Exercise goal: Check every line below for the string "name", and copy the lines that contain it.

Collected data entries
>> start
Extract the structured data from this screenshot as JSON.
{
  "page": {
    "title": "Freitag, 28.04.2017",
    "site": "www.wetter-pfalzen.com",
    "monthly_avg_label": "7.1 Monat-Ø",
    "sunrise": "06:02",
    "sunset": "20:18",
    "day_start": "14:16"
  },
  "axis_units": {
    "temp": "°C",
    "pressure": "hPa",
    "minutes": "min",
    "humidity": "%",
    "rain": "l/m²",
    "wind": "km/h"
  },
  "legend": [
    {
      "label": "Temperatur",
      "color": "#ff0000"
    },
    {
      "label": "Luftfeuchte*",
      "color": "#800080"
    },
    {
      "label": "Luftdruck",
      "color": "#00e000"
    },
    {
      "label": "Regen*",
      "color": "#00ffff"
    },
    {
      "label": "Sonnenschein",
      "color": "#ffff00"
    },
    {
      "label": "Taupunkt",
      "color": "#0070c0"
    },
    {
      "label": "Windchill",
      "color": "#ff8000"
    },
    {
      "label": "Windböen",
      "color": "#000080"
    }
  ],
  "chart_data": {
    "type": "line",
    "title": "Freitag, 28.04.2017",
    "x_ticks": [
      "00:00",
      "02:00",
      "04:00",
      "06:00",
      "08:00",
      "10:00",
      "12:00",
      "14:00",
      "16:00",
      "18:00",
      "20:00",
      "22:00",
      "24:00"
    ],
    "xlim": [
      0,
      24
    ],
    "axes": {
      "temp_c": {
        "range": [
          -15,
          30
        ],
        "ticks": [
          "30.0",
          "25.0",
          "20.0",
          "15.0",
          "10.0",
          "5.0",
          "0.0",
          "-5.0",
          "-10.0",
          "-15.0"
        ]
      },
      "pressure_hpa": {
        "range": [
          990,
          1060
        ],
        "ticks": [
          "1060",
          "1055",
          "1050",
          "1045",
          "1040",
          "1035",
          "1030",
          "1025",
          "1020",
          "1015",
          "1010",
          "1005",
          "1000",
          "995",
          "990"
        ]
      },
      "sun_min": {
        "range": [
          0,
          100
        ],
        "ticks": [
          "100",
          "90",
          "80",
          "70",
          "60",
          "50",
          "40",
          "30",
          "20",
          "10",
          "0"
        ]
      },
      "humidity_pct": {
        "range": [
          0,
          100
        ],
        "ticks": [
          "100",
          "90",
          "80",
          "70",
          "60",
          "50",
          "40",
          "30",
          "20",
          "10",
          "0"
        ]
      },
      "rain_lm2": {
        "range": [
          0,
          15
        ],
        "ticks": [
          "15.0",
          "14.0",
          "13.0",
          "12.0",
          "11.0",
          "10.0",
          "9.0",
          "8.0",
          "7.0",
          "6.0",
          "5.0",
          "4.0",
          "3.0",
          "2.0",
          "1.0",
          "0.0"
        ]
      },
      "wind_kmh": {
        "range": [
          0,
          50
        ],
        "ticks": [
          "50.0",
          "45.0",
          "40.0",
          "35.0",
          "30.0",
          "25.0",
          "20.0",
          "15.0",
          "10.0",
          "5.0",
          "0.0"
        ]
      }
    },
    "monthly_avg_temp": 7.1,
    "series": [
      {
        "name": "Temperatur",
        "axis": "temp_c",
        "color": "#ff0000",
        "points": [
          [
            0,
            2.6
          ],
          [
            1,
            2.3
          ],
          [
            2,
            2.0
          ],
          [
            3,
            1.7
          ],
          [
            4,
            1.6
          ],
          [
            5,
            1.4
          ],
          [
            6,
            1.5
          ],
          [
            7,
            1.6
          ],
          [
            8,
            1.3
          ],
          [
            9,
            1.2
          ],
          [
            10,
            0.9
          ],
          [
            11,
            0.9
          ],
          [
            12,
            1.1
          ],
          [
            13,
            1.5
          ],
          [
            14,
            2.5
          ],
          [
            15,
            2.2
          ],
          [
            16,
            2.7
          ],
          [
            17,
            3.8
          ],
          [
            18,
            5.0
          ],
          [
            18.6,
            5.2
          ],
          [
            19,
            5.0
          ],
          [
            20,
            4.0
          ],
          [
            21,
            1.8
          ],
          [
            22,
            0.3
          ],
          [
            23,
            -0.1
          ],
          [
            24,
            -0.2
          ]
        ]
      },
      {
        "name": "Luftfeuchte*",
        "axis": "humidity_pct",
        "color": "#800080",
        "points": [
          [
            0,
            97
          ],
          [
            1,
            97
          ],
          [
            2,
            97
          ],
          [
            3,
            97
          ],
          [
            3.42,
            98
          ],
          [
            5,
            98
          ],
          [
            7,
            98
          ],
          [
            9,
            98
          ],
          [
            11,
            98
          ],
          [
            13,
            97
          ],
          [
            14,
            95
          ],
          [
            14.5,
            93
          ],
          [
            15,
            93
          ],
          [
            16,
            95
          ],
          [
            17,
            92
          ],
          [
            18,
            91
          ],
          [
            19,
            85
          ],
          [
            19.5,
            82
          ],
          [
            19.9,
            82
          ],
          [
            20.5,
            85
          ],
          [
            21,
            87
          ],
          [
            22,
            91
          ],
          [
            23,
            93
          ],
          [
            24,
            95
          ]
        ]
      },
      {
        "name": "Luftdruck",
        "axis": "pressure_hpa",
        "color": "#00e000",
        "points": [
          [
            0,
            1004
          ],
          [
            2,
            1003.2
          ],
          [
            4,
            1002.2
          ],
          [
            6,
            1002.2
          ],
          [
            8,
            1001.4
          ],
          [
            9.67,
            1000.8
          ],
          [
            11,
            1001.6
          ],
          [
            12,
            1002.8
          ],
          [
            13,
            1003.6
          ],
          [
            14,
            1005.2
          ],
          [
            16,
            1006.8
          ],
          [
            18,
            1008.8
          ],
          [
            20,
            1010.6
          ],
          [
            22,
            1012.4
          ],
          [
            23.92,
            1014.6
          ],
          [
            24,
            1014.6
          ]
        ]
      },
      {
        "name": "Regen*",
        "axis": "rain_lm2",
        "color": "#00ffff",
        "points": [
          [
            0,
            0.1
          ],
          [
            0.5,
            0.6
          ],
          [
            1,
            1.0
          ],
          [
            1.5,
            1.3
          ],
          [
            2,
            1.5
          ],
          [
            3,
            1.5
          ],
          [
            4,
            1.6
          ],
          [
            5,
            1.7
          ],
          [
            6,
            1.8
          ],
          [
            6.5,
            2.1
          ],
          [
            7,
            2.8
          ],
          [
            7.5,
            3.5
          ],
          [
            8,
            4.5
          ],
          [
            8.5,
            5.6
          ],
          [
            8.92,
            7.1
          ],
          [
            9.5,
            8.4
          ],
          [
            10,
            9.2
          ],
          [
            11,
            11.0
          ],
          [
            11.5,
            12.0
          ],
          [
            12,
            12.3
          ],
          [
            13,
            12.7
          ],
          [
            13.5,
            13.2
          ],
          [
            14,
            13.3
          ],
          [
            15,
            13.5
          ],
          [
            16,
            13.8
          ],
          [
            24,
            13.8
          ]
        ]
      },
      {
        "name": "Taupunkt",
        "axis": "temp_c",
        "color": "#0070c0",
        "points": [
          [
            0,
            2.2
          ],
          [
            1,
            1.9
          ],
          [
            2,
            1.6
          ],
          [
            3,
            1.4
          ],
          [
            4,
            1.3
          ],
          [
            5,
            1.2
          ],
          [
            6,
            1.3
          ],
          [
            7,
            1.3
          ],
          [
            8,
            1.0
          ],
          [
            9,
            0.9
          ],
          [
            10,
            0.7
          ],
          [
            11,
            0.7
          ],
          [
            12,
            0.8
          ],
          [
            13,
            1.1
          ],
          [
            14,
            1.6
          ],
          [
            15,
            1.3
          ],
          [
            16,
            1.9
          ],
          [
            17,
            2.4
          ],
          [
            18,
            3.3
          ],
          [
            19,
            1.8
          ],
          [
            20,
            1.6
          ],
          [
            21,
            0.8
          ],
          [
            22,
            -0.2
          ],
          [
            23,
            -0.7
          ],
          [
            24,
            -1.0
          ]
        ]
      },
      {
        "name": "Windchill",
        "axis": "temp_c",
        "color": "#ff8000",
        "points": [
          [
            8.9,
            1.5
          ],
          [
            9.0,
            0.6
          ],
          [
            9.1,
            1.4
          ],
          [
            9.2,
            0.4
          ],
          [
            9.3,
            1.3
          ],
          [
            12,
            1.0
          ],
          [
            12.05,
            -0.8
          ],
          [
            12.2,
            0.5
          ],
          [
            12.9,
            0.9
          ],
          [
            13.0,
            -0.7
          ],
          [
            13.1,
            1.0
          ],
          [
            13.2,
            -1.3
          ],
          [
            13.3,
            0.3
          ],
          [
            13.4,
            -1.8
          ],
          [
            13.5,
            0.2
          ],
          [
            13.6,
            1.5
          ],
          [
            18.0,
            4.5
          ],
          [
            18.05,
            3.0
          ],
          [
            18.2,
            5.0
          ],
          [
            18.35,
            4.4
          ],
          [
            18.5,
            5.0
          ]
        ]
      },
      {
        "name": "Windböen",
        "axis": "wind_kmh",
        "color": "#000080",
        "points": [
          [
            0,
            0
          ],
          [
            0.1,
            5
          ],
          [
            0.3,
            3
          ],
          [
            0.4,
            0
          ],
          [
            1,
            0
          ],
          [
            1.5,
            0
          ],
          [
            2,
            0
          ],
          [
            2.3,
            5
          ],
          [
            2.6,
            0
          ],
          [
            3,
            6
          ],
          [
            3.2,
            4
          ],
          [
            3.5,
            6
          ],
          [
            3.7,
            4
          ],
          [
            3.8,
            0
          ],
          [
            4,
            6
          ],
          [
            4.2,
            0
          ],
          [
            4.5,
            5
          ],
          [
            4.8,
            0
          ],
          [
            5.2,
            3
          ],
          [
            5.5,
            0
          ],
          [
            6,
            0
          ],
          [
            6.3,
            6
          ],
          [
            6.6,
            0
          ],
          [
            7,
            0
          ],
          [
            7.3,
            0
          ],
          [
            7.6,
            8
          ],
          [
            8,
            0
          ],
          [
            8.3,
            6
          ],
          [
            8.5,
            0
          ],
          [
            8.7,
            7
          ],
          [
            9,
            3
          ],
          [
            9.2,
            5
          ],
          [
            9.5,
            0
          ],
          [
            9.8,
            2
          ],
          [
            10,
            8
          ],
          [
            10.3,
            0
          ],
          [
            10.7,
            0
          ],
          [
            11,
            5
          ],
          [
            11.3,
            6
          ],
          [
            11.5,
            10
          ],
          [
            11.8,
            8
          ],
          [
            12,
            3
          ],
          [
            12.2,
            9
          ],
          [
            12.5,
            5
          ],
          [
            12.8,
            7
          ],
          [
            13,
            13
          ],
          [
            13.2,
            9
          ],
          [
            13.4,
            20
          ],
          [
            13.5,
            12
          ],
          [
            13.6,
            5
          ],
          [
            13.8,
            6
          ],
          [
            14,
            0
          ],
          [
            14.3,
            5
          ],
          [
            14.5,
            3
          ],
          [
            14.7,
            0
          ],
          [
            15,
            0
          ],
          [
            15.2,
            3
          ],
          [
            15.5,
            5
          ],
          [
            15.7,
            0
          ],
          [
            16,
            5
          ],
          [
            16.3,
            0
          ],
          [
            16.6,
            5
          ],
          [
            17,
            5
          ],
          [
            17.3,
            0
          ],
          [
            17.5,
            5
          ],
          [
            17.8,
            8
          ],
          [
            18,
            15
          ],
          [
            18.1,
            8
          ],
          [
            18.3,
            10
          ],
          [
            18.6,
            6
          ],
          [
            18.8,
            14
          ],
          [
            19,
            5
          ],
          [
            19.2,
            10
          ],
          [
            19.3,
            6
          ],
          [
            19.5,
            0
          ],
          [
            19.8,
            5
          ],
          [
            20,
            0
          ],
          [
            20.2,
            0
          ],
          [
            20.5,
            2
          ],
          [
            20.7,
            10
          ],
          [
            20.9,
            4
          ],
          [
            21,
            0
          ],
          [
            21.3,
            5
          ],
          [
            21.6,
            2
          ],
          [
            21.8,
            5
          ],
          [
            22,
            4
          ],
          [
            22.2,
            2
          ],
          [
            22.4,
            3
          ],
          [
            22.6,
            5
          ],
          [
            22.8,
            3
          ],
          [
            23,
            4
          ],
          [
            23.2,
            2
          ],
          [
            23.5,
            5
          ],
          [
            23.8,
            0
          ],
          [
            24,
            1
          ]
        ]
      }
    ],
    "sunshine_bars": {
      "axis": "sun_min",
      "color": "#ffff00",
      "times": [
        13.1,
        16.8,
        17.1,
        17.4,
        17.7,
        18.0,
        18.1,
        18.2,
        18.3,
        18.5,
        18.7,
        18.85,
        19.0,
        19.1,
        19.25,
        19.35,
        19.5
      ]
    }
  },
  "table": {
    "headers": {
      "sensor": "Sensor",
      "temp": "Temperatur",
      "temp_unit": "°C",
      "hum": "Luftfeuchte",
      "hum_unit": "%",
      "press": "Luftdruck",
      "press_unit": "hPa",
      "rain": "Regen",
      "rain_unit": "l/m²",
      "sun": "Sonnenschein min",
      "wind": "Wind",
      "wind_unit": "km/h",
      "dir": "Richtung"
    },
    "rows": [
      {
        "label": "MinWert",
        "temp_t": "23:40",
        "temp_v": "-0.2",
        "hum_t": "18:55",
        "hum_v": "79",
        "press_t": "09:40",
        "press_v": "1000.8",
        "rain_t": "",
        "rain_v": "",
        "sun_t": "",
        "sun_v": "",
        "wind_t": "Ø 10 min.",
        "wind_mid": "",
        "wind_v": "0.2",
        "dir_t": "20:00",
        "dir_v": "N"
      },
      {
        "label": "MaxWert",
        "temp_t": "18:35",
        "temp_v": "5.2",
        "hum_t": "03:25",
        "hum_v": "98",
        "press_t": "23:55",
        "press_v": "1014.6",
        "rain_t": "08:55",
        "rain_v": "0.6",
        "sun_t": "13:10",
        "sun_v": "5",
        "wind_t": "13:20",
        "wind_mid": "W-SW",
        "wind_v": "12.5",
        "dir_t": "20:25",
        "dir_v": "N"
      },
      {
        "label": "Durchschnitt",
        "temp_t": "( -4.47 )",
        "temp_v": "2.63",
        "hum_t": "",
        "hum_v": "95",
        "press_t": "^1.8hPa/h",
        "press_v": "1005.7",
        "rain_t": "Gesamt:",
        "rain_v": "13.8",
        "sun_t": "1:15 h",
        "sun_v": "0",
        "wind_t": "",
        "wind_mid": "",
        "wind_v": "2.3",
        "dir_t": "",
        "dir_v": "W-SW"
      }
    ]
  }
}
>> end
Output of the task:
        "name": "Temperatur",
        "name": "Luftfeuchte*",
        "name": "Luftdruck",
        "name": "Regen*",
        "name": "Taupunkt",
        "name": "Windchill",
        "name": "Windböen",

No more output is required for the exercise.